Data provided
┄┄┄┄┄┄

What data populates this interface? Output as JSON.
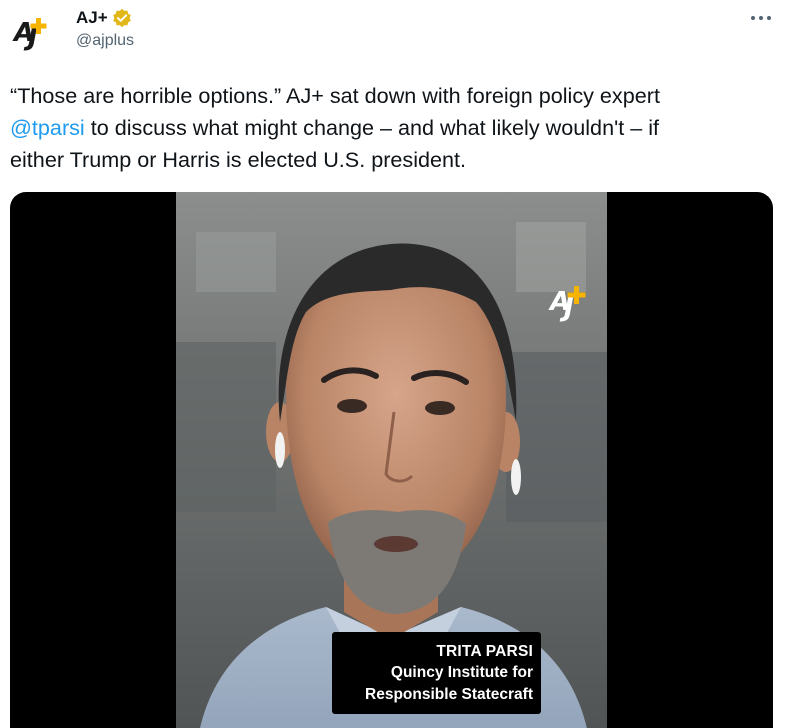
{
  "author": {
    "display_name": "AJ+",
    "handle": "@ajplus",
    "verified": true,
    "avatar_icon": "ajplus-logo-icon",
    "verified_icon": "verified-badge-icon"
  },
  "menu": {
    "more_icon": "more-options-icon",
    "more_label": "•••"
  },
  "tweet": {
    "text_line1": "“Those are horrible options.” AJ+ sat down with foreign policy expert",
    "mention": "@tparsi",
    "text_line2_rest": " to discuss what might change – and what likely wouldn't – if",
    "text_line3": "either Trump or Harris is elected U.S. president."
  },
  "media": {
    "type": "video",
    "watermark_icon": "ajplus-watermark-icon",
    "lower_third": {
      "name": "TRITA PARSI",
      "org_line1": "Quincy Institute for",
      "org_line2": "Responsible Statecraft"
    }
  },
  "colors": {
    "text": "#0f1419",
    "secondary_text": "#536471",
    "link": "#1d9bf0",
    "brand_yellow": "#f6b400",
    "verified_gold": "#e2b719",
    "media_background": "#000000"
  }
}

┄┄┄┄┄┄

Aim of the task
The records shown above are to be repeated exactly, with the pictures left out.

Response
What data populates this interface? Output as JSON.
{
  "author": {
    "display_name": "AJ+",
    "handle": "@ajplus",
    "verified": true,
    "avatar_icon": "ajplus-logo-icon",
    "verified_icon": "verified-badge-icon"
  },
  "menu": {
    "more_icon": "more-options-icon",
    "more_label": "•••"
  },
  "tweet": {
    "text_line1": "“Those are horrible options.” AJ+ sat down with foreign policy expert",
    "mention": "@tparsi",
    "text_line2_rest": " to discuss what might change – and what likely wouldn't – if",
    "text_line3": "either Trump or Harris is elected U.S. president."
  },
  "media": {
    "type": "video",
    "watermark_icon": "ajplus-watermark-icon",
    "lower_third": {
      "name": "TRITA PARSI",
      "org_line1": "Quincy Institute for",
      "org_line2": "Responsible Statecraft"
    }
  },
  "colors": {
    "text": "#0f1419",
    "secondary_text": "#536471",
    "link": "#1d9bf0",
    "brand_yellow": "#f6b400",
    "verified_gold": "#e2b719",
    "media_background": "#000000"
  }
}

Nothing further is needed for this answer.